- Stored dataset items:
========

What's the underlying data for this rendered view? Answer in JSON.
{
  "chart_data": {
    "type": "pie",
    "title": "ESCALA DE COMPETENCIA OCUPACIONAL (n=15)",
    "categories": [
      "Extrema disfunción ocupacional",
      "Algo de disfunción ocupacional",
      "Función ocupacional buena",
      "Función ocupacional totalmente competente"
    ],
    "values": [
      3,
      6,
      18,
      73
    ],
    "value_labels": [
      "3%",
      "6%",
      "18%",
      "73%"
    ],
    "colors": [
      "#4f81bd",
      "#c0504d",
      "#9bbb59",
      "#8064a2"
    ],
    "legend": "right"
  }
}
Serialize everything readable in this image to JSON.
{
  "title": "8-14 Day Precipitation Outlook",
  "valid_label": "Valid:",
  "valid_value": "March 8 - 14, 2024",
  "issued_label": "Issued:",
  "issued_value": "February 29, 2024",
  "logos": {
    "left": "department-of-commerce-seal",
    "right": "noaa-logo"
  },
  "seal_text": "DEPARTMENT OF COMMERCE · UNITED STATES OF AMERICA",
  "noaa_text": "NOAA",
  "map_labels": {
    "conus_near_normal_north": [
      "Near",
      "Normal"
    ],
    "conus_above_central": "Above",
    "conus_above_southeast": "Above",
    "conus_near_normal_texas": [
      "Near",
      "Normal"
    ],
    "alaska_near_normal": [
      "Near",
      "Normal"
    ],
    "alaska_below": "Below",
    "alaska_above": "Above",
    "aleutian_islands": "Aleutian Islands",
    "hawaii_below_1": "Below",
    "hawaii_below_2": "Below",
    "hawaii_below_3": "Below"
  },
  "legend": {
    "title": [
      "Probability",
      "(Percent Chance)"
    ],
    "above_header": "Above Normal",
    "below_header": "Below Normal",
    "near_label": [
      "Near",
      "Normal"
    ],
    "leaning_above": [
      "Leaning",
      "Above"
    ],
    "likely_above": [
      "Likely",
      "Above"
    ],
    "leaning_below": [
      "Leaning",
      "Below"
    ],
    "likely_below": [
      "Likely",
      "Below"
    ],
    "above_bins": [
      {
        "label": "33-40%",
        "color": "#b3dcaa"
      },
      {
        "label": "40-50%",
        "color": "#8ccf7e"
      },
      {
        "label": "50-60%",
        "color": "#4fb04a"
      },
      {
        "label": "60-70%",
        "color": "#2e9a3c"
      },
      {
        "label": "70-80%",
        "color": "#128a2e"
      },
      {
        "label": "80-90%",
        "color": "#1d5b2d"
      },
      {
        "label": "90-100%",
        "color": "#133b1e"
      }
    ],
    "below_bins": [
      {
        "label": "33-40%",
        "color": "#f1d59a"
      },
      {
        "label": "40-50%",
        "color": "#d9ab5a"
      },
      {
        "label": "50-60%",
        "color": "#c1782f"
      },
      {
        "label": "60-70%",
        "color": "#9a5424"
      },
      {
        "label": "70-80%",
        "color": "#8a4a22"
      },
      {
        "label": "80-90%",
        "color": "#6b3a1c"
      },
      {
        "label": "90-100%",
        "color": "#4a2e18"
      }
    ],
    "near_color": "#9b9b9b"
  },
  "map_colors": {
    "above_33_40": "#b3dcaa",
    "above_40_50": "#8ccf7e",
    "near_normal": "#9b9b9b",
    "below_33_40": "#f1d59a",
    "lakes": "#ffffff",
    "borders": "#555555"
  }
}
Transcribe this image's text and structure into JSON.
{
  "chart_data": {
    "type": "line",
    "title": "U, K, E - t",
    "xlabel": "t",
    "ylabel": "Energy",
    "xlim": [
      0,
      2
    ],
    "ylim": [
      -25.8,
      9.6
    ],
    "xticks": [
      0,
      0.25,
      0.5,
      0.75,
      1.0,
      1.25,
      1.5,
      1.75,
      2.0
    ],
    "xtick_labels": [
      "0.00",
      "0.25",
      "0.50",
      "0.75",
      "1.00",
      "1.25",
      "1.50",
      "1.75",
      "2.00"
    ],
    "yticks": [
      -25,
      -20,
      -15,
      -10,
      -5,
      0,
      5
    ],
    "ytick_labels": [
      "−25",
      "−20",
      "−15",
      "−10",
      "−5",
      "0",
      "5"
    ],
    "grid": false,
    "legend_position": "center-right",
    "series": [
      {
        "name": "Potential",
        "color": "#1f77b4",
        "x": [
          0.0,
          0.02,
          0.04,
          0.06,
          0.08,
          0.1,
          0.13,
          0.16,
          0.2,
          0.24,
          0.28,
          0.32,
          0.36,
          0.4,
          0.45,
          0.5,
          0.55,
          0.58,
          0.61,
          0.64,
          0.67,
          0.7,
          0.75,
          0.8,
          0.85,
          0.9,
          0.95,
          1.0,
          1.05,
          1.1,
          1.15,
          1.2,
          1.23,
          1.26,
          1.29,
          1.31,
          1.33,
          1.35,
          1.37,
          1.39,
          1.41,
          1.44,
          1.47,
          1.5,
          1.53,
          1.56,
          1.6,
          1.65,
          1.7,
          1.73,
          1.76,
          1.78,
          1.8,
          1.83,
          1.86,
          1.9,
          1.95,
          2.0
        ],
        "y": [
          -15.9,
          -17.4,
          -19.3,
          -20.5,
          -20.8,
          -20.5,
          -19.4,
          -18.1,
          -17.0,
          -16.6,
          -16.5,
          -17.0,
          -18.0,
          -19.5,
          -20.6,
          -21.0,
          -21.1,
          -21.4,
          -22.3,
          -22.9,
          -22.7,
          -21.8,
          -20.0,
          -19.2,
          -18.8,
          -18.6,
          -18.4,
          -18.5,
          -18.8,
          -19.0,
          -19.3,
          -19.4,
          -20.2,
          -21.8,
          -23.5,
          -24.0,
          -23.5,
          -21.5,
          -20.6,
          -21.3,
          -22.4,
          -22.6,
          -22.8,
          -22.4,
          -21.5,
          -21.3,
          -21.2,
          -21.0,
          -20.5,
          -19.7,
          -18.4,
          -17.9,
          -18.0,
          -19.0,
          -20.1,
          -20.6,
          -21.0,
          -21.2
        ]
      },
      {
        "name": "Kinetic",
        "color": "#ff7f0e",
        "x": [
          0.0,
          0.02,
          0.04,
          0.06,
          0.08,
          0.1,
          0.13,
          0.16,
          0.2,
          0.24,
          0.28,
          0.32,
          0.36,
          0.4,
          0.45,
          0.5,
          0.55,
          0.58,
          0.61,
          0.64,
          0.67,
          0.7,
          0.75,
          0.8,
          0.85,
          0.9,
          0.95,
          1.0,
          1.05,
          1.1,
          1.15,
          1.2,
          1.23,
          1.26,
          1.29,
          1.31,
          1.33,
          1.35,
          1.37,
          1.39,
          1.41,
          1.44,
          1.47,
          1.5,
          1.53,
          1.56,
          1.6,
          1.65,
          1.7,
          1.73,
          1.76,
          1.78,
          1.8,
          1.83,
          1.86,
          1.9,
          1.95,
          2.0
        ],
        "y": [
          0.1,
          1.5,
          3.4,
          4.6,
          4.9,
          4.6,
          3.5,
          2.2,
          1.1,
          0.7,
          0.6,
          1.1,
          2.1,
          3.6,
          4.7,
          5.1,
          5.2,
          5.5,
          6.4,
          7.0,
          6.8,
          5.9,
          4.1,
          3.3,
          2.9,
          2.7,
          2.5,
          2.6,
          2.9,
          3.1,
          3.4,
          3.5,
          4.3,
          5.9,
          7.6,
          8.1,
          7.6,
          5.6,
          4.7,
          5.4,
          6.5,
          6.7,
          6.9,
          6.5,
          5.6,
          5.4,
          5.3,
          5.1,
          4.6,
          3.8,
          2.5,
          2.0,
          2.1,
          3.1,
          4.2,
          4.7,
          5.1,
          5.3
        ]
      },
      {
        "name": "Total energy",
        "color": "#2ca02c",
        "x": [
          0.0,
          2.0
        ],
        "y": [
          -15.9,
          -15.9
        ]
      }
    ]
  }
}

========

- Problem details:
Take the records above and return them exactly as written.

- Answer:
What's the underlying data for this rendered view? Answer in JSON.
{
  "chart_data": {
    "type": "pie",
    "title": "ESCALA DE COMPETENCIA OCUPACIONAL (n=15)",
    "categories": [
      "Extrema disfunción ocupacional",
      "Algo de disfunción ocupacional",
      "Función ocupacional buena",
      "Función ocupacional totalmente competente"
    ],
    "values": [
      3,
      6,
      18,
      73
    ],
    "value_labels": [
      "3%",
      "6%",
      "18%",
      "73%"
    ],
    "colors": [
      "#4f81bd",
      "#c0504d",
      "#9bbb59",
      "#8064a2"
    ],
    "legend": "right"
  }
}
Serialize everything readable in this image to JSON.
{
  "title": "8-14 Day Precipitation Outlook",
  "valid_label": "Valid:",
  "valid_value": "March 8 - 14, 2024",
  "issued_label": "Issued:",
  "issued_value": "February 29, 2024",
  "logos": {
    "left": "department-of-commerce-seal",
    "right": "noaa-logo"
  },
  "seal_text": "DEPARTMENT OF COMMERCE · UNITED STATES OF AMERICA",
  "noaa_text": "NOAA",
  "map_labels": {
    "conus_near_normal_north": [
      "Near",
      "Normal"
    ],
    "conus_above_central": "Above",
    "conus_above_southeast": "Above",
    "conus_near_normal_texas": [
      "Near",
      "Normal"
    ],
    "alaska_near_normal": [
      "Near",
      "Normal"
    ],
    "alaska_below": "Below",
    "alaska_above": "Above",
    "aleutian_islands": "Aleutian Islands",
    "hawaii_below_1": "Below",
    "hawaii_below_2": "Below",
    "hawaii_below_3": "Below"
  },
  "legend": {
    "title": [
      "Probability",
      "(Percent Chance)"
    ],
    "above_header": "Above Normal",
    "below_header": "Below Normal",
    "near_label": [
      "Near",
      "Normal"
    ],
    "leaning_above": [
      "Leaning",
      "Above"
    ],
    "likely_above": [
      "Likely",
      "Above"
    ],
    "leaning_below": [
      "Leaning",
      "Below"
    ],
    "likely_below": [
      "Likely",
      "Below"
    ],
    "above_bins": [
      {
        "label": "33-40%",
        "color": "#b3dcaa"
      },
      {
        "label": "40-50%",
        "color": "#8ccf7e"
      },
      {
        "label": "50-60%",
        "color": "#4fb04a"
      },
      {
        "label": "60-70%",
        "color": "#2e9a3c"
      },
      {
        "label": "70-80%",
        "color": "#128a2e"
      },
      {
        "label": "80-90%",
        "color": "#1d5b2d"
      },
      {
        "label": "90-100%",
        "color": "#133b1e"
      }
    ],
    "below_bins": [
      {
        "label": "33-40%",
        "color": "#f1d59a"
      },
      {
        "label": "40-50%",
        "color": "#d9ab5a"
      },
      {
        "label": "50-60%",
        "color": "#c1782f"
      },
      {
        "label": "60-70%",
        "color": "#9a5424"
      },
      {
        "label": "70-80%",
        "color": "#8a4a22"
      },
      {
        "label": "80-90%",
        "color": "#6b3a1c"
      },
      {
        "label": "90-100%",
        "color": "#4a2e18"
      }
    ],
    "near_color": "#9b9b9b"
  },
  "map_colors": {
    "above_33_40": "#b3dcaa",
    "above_40_50": "#8ccf7e",
    "near_normal": "#9b9b9b",
    "below_33_40": "#f1d59a",
    "lakes": "#ffffff",
    "borders": "#555555"
  }
}
Transcribe this image's text and structure into JSON.
{
  "chart_data": {
    "type": "line",
    "title": "U, K, E - t",
    "xlabel": "t",
    "ylabel": "Energy",
    "xlim": [
      0,
      2
    ],
    "ylim": [
      -25.8,
      9.6
    ],
    "xticks": [
      0,
      0.25,
      0.5,
      0.75,
      1.0,
      1.25,
      1.5,
      1.75,
      2.0
    ],
    "xtick_labels": [
      "0.00",
      "0.25",
      "0.50",
      "0.75",
      "1.00",
      "1.25",
      "1.50",
      "1.75",
      "2.00"
    ],
    "yticks": [
      -25,
      -20,
      -15,
      -10,
      -5,
      0,
      5
    ],
    "ytick_labels": [
      "−25",
      "−20",
      "−15",
      "−10",
      "−5",
      "0",
      "5"
    ],
    "grid": false,
    "legend_position": "center-right",
    "series": [
      {
        "name": "Potential",
        "color": "#1f77b4",
        "x": [
          0.0,
          0.02,
          0.04,
          0.06,
          0.08,
          0.1,
          0.13,
          0.16,
          0.2,
          0.24,
          0.28,
          0.32,
          0.36,
          0.4,
          0.45,
          0.5,
          0.55,
          0.58,
          0.61,
          0.64,
          0.67,
          0.7,
          0.75,
          0.8,
          0.85,
          0.9,
          0.95,
          1.0,
          1.05,
          1.1,
          1.15,
          1.2,
          1.23,
          1.26,
          1.29,
          1.31,
          1.33,
          1.35,
          1.37,
          1.39,
          1.41,
          1.44,
          1.47,
          1.5,
          1.53,
          1.56,
          1.6,
          1.65,
          1.7,
          1.73,
          1.76,
          1.78,
          1.8,
          1.83,
          1.86,
          1.9,
          1.95,
          2.0
        ],
        "y": [
          -15.9,
          -17.4,
          -19.3,
          -20.5,
          -20.8,
          -20.5,
          -19.4,
          -18.1,
          -17.0,
          -16.6,
          -16.5,
          -17.0,
          -18.0,
          -19.5,
          -20.6,
          -21.0,
          -21.1,
          -21.4,
          -22.3,
          -22.9,
          -22.7,
          -21.8,
          -20.0,
          -19.2,
          -18.8,
          -18.6,
          -18.4,
          -18.5,
          -18.8,
          -19.0,
          -19.3,
          -19.4,
          -20.2,
          -21.8,
          -23.5,
          -24.0,
          -23.5,
          -21.5,
          -20.6,
          -21.3,
          -22.4,
          -22.6,
          -22.8,
          -22.4,
          -21.5,
          -21.3,
          -21.2,
          -21.0,
          -20.5,
          -19.7,
          -18.4,
          -17.9,
          -18.0,
          -19.0,
          -20.1,
          -20.6,
          -21.0,
          -21.2
        ]
      },
      {
        "name": "Kinetic",
        "color": "#ff7f0e",
        "x": [
          0.0,
          0.02,
          0.04,
          0.06,
          0.08,
          0.1,
          0.13,
          0.16,
          0.2,
          0.24,
          0.28,
          0.32,
          0.36,
          0.4,
          0.45,
          0.5,
          0.55,
          0.58,
          0.61,
          0.64,
          0.67,
          0.7,
          0.75,
          0.8,
          0.85,
          0.9,
          0.95,
          1.0,
          1.05,
          1.1,
          1.15,
          1.2,
          1.23,
          1.26,
          1.29,
          1.31,
          1.33,
          1.35,
          1.37,
          1.39,
          1.41,
          1.44,
          1.47,
          1.5,
          1.53,
          1.56,
          1.6,
          1.65,
          1.7,
          1.73,
          1.76,
          1.78,
          1.8,
          1.83,
          1.86,
          1.9,
          1.95,
          2.0
        ],
        "y": [
          0.1,
          1.5,
          3.4,
          4.6,
          4.9,
          4.6,
          3.5,
          2.2,
          1.1,
          0.7,
          0.6,
          1.1,
          2.1,
          3.6,
          4.7,
          5.1,
          5.2,
          5.5,
          6.4,
          7.0,
          6.8,
          5.9,
          4.1,
          3.3,
          2.9,
          2.7,
          2.5,
          2.6,
          2.9,
          3.1,
          3.4,
          3.5,
          4.3,
          5.9,
          7.6,
          8.1,
          7.6,
          5.6,
          4.7,
          5.4,
          6.5,
          6.7,
          6.9,
          6.5,
          5.6,
          5.4,
          5.3,
          5.1,
          4.6,
          3.8,
          2.5,
          2.0,
          2.1,
          3.1,
          4.2,
          4.7,
          5.1,
          5.3
        ]
      },
      {
        "name": "Total energy",
        "color": "#2ca02c",
        "x": [
          0.0,
          2.0
        ],
        "y": [
          -15.9,
          -15.9
        ]
      }
    ]
  }
}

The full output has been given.